--- Brief ---
Return each line holding the string "inte".

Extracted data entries
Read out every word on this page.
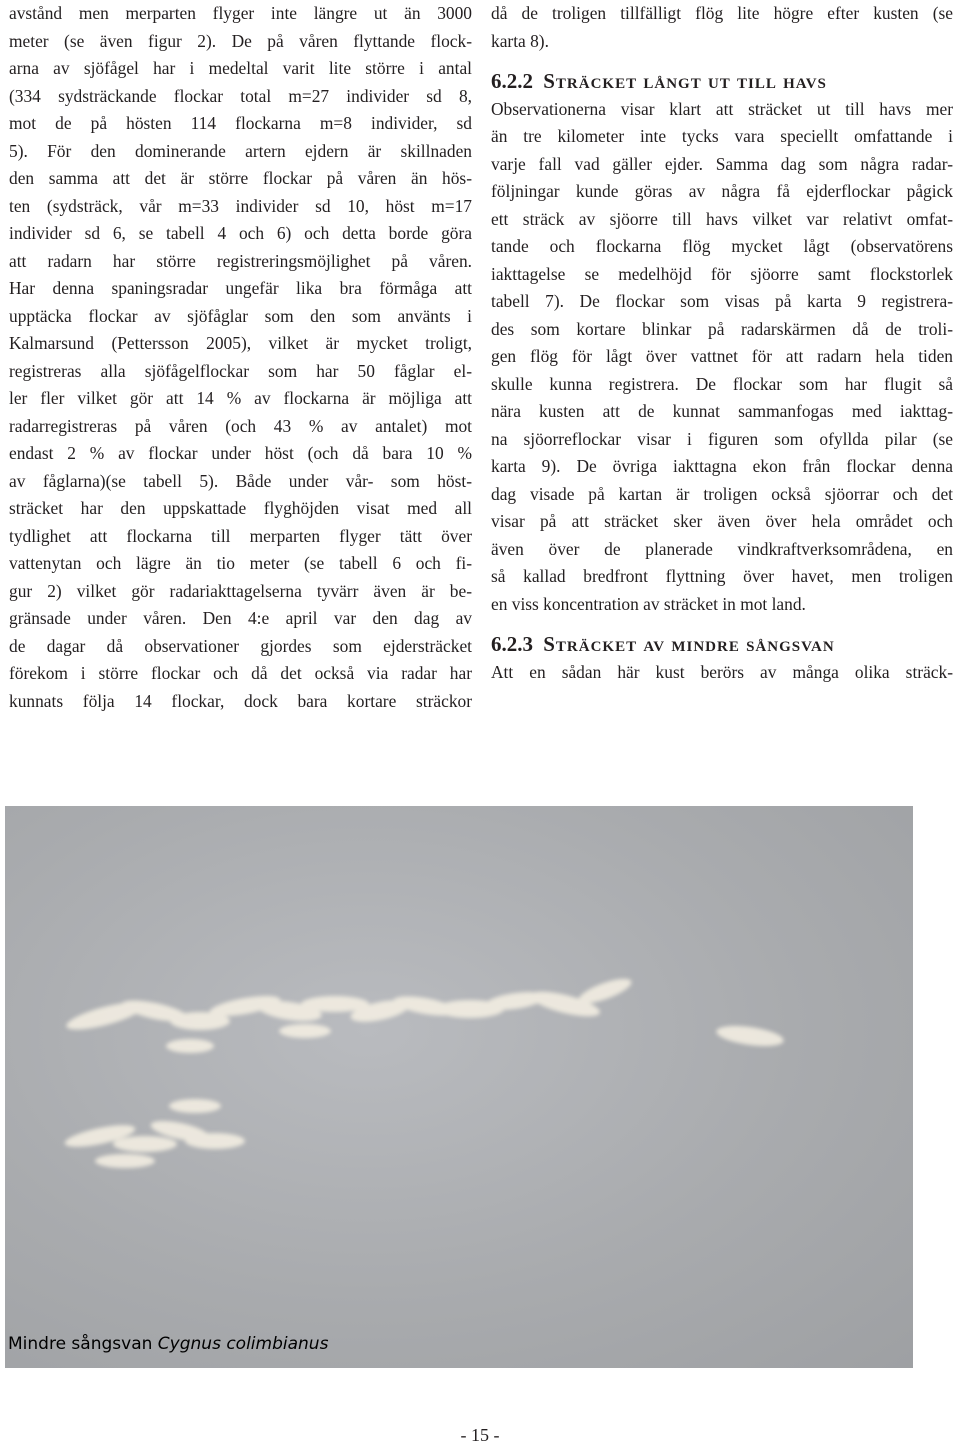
avstånd men merparten flyger inte längre ut än 3000
meter (se även figur 2). De på våren flyttande flock-
arna av sjöfågel har i medeltal varit lite större i antal
(334 sydsträckande flockar total m=27 individer sd 8,
mot de på hösten 114 flockarna m=8 individer, sd
5). För den dominerande artern ejdern är skillnaden
den samma att det är större flockar på våren än hös-
ten (sydsträck, vår m=33 individer sd 10, höst m=17
individer sd 6, se tabell 4 och 6) och detta borde göra
att radarn har större registreringsmöjlighet på våren.
Har denna spaningsradar ungefär lika bra förmåga att
upptäcka flockar av sjöfåglar som den som använts i
Kalmarsund (Pettersson 2005), vilket är mycket troligt,
registreras alla sjöfågelflockar som har 50 fåglar el-
ler fler vilket gör att 14 % av flockarna är möjliga att
radarregistreras på våren (och 43 % av antalet) mot
endast 2 % av flockar under höst (och då bara 10 %
av fåglarna)(se tabell 5). Både under vår- som höst-
sträcket har den uppskattade flyghöjden visat med all
tydlighet att flockarna till merparten flyger tätt över
vattenytan och lägre än tio meter (se tabell 6 och fi-
gur 2) vilket gör radariakttagelserna tyvärr även är be-
gränsade under våren. Den 4:e april var den dag av
de dagar då observationer gjordes som ejdersträcket
förekom i större flockar och då det också via radar har
kunnats följa 14 flockar, dock bara kortare sträckor
då de troligen tillfälligt flög lite högre efter kusten (se
karta 8).
6.2.2 Sträcket långt ut till havs
Observationerna visar klart att sträcket ut till havs mer
än tre kilometer inte tycks vara speciellt omfattande i
varje fall vad gäller ejder. Samma dag som några radar-
följningar kunde göras av några få ejderflockar pågick
ett sträck av sjöorre till havs vilket var relativt omfat-
tande och flockarna flög mycket lågt (observatörens
iakttagelse se medelhöjd för sjöorre samt flockstorlek
tabell 7). De flockar som visas på karta 9 registrera-
des som kortare blinkar på radarskärmen då de troli-
gen flög för lågt över vattnet för att radarn hela tiden
skulle kunna registrera. De flockar som har flugit så
nära kusten att de kunnat sammanfogas med iakttag-
na sjöorreflockar visar i figuren som ofyllda pilar (se
karta 9). De övriga iakttagna ekon från flockar denna
dag visade på kartan är troligen också sjöorrar och det
visar på att sträcket sker även över hela området och
även över de planerade vindkraftverksområdena, en
så kallad bredfront flyttning över havet, men troligen
en viss koncentration av sträcket in mot land.
6.2.3 Sträcket av mindre sångsvan
Att en sådan här kust berörs av många olika sträck-
Mindre sångsvan Cygnus colimbianus
- 15 -
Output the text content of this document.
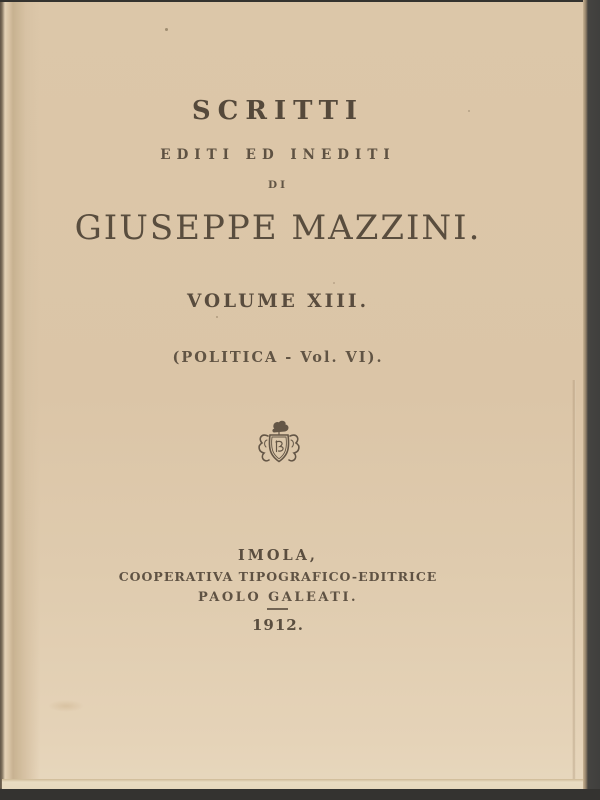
SCRITTI
EDITI ED INEDITI
DI
GIUSEPPE MAZZINI.
VOLUME XIII.
(POLITICA - Vol. VI).
IMOLA,
COOPERATIVA TIPOGRAFICO-EDITRICE
PAOLO GALEATI.
1912.
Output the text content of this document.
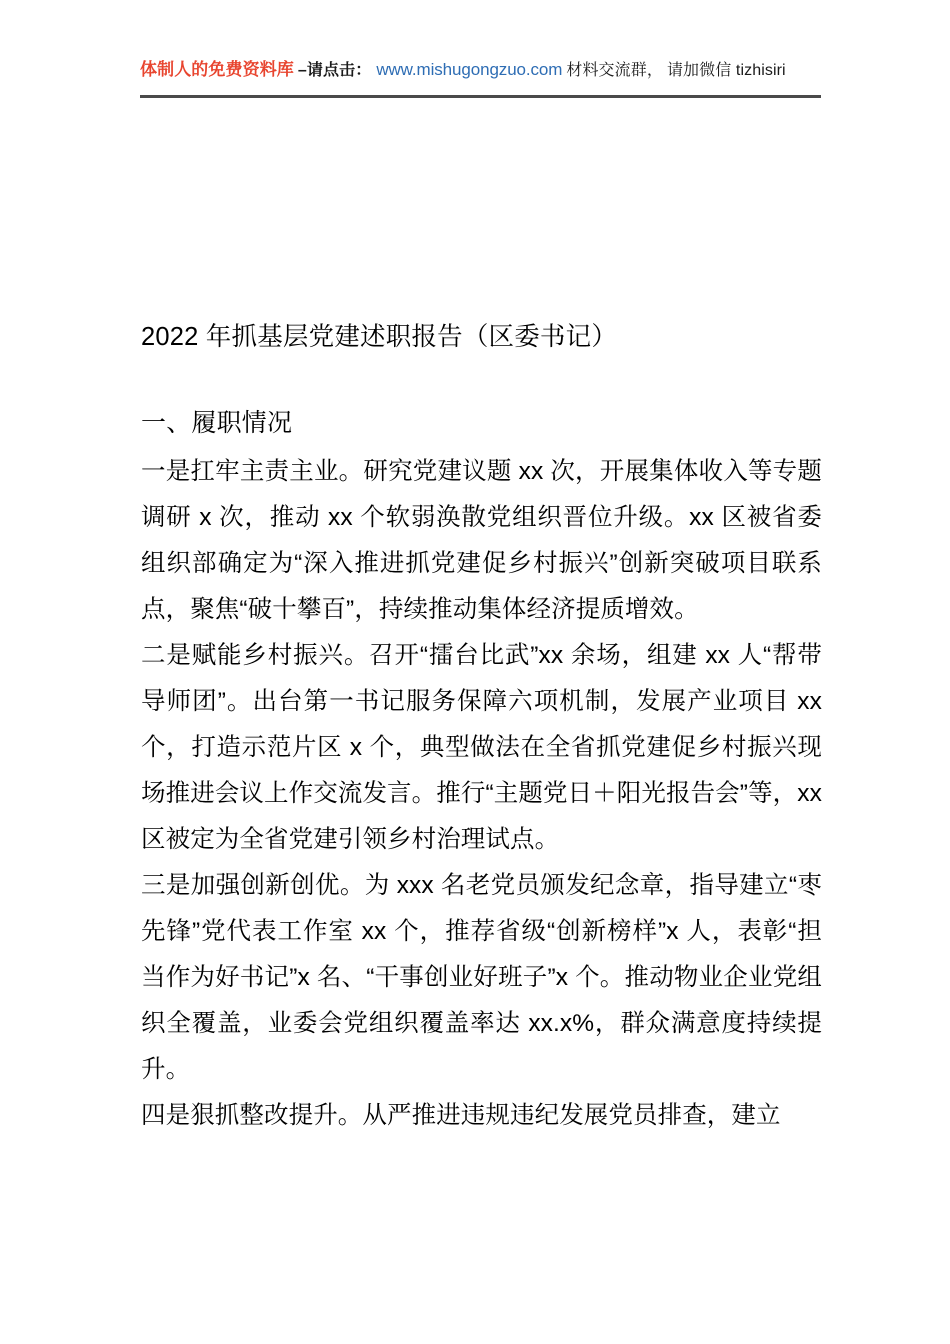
体制人的免费资料库 –请点击： www.mishugongzuo.com 材料交流群， 请加微信 tizhisiri
2022 年抓基层党建述职报告（区委书记）
一、履职情况

一是扛牢主责主业。研究党建议题 xx 次，开展集体收入等专题调研 x 次，推动 xx 个软弱涣散党组织晋位升级。xx 区被省委组织部确定为“深入推进抓党建促乡村振兴”创新突破项目联系点，聚焦“破十攀百”，持续推动集体经济提质增效。

二是赋能乡村振兴。召开“擂台比武”xx 余场，组建 xx 人“帮带导师团”。出台第一书记服务保障六项机制，发展产业项目 xx 个，打造示范片区 x 个，典型做法在全省抓党建促乡村振兴现场推进会议上作交流发言。推行“主题党日＋阳光报告会”等，xx 区被定为全省党建引领乡村治理试点。

三是加强创新创优。为 xxx 名老党员颁发纪念章，指导建立“枣先锋”党代表工作室 xx 个，推荐省级“创新榜样”x 人，表彰“担当作为好书记”x 名、“干事创业好班子”x 个。推动物业企业党组织全覆盖，业委会党组织覆盖率达 xx.x%，群众满意度持续提升。

四是狠抓整改提升。从严推进违规违纪发展党员排查，建立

--- Solution to the exercise ---
avstånd men merparten flyger inte längre ut än 3000
än tre kilometer inte tycks vara speciellt omfattande i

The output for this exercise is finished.